Selected text:
%%

Yes, We're Open is a 2012 American independent film directed by Richard Wong and written by H.P. Mendoza, the first collaboration between Wong and Mendoza since their 2006 debut film, Colma: The Musical. The film premiered March 11, 2012 at the San Francisco International Asian American Film Festival. After a year of touring the film festival circuit and winning Best Screenplay at the Los Angeles Asian Pacific Film Festival, Yes, We're Open was released on home video on October 12, 2012.

Plot

Luke and Sylvia think of themselves as the embodiment of a "modern" couple – always in the know, open to new experiences, and proud to be San Franciscans. Enter Elena and Ronald – a provocative polyamorous couple that not only challenge Luke and Sylvia's status amongst their friends, but also force them to examine their commitment to each other. With temptation right around the corner, Luke and Sylvia must figure out where they really stand on love, sex, and honesty.

%%

Data records:
%%

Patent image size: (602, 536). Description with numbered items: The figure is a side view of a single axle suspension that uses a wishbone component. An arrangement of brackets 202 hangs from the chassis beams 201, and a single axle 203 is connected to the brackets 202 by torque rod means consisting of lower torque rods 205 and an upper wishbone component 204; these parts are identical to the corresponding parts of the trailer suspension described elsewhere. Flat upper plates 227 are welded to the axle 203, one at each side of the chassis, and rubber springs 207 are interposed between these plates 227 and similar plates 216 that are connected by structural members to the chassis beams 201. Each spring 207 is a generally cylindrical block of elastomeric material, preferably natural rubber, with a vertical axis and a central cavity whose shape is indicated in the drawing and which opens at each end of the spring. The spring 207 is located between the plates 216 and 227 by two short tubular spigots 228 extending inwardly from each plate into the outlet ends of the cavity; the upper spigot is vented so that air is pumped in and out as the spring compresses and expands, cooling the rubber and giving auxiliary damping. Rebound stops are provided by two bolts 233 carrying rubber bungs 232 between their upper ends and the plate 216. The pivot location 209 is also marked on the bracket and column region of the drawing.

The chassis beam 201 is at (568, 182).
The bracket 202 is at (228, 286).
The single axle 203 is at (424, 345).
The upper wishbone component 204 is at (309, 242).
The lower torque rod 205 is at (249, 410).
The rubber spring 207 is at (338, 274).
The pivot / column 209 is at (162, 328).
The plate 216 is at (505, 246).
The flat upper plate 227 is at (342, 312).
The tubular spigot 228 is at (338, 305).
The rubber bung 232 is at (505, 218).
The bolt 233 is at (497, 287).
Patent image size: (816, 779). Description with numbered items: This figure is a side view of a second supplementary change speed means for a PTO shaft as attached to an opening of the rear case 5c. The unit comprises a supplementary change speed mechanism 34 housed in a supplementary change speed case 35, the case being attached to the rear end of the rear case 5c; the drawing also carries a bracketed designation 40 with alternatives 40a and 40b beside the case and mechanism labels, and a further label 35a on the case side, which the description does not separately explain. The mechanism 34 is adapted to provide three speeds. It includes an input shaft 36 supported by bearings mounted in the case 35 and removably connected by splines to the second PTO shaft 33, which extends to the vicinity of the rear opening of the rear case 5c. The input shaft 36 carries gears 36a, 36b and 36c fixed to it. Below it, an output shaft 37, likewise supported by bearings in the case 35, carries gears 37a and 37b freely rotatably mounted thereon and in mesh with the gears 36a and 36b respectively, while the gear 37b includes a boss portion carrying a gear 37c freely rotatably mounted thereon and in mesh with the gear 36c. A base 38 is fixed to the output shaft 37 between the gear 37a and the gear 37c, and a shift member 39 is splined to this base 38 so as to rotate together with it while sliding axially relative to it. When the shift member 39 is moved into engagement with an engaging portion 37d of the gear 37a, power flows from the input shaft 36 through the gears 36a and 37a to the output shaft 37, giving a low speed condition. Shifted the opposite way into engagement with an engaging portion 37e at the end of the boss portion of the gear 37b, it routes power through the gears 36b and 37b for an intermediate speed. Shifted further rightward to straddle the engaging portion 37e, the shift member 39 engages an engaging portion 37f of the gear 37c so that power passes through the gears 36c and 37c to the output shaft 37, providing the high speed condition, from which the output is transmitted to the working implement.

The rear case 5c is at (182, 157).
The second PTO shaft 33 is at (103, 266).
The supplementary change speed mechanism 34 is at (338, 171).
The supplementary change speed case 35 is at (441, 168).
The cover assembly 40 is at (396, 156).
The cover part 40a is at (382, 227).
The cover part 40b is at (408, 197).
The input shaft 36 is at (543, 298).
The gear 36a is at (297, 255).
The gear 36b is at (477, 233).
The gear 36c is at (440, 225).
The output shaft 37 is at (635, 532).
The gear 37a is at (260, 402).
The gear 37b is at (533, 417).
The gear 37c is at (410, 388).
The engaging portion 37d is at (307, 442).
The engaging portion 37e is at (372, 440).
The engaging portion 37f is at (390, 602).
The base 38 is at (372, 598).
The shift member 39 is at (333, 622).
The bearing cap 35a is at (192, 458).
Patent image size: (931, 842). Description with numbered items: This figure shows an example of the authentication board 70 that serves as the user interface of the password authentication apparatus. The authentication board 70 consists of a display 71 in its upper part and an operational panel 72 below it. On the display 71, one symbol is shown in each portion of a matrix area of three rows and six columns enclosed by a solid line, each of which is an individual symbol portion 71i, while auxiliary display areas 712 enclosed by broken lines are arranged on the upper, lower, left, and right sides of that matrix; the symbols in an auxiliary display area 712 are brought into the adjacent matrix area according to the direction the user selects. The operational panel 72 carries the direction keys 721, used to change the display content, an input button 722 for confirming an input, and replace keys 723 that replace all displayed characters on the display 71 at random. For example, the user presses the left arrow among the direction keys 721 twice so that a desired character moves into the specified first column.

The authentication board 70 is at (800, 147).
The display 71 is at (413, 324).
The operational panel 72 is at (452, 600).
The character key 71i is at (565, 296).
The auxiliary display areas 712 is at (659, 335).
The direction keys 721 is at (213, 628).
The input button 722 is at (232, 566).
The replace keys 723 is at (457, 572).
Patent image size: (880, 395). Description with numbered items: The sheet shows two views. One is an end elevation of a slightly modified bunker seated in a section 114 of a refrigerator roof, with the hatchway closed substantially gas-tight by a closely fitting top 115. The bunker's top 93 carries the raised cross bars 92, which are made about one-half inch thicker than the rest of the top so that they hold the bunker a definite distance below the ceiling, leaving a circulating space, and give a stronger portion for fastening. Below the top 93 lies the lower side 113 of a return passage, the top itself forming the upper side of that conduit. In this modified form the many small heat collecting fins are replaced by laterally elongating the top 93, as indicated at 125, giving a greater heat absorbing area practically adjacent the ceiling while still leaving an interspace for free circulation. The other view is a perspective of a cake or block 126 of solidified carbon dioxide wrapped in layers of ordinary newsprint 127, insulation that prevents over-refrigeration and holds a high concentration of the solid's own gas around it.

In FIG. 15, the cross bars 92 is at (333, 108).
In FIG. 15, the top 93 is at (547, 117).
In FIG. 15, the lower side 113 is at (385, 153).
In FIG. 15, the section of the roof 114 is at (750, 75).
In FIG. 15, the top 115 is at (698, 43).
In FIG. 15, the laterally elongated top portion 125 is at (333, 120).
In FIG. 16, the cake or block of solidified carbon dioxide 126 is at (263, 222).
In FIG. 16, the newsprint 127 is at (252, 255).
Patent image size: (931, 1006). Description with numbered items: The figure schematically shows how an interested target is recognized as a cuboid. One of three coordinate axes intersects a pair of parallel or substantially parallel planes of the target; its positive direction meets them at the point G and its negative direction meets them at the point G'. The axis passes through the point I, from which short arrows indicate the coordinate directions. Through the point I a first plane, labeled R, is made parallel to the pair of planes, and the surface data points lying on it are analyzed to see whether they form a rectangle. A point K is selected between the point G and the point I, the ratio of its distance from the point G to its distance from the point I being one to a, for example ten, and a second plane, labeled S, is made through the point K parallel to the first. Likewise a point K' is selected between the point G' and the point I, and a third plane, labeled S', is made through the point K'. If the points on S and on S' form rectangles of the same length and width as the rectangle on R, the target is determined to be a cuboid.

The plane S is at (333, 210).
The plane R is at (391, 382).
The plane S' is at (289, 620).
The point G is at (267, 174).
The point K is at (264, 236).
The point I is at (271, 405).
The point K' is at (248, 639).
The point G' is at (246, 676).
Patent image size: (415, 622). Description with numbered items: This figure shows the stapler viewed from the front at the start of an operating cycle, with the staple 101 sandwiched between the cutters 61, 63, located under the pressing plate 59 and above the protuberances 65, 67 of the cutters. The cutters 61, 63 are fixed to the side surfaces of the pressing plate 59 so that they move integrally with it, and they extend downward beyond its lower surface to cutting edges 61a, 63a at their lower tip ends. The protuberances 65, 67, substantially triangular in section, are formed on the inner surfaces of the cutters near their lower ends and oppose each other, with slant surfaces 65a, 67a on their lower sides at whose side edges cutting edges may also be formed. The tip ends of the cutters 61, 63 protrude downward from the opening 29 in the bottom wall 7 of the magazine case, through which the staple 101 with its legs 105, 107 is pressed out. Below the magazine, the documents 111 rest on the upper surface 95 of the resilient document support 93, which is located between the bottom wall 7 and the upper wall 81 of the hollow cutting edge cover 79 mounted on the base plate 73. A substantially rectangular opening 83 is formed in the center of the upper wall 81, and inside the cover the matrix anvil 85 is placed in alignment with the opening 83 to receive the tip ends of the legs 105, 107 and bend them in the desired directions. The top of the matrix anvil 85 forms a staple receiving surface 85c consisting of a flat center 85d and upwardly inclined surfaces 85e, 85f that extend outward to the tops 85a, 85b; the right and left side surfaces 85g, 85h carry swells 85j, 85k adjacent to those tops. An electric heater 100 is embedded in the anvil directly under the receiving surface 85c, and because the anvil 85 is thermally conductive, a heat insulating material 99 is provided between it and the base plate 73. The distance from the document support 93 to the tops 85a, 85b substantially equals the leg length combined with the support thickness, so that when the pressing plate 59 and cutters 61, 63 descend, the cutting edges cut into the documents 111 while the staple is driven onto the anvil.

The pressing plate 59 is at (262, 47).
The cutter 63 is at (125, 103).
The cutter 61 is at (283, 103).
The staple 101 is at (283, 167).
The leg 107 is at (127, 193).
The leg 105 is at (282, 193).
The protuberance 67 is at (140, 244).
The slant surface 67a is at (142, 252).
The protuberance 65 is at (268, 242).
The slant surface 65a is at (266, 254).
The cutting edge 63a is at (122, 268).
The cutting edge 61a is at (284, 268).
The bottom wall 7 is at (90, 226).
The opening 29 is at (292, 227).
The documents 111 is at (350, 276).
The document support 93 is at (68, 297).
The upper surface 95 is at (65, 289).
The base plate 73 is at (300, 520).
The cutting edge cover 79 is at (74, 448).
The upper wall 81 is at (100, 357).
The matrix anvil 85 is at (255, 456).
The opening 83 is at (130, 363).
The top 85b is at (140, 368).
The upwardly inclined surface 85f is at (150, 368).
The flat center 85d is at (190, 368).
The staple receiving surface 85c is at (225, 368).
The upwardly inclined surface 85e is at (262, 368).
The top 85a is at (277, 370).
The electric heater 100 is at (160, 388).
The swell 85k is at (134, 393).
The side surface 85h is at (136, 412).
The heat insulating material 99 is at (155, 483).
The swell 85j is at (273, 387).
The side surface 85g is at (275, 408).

%%

Written task:
Translate this sentence from the film summary into Spanish: "The film premiered March 11, 2012 at the San Francisco International Asian American Film Festival."

Response to this task:
La película se estrenó el 11 de marzo de 2012 en el Festival Internacional de Cine Asiático-Americano de San Francisco.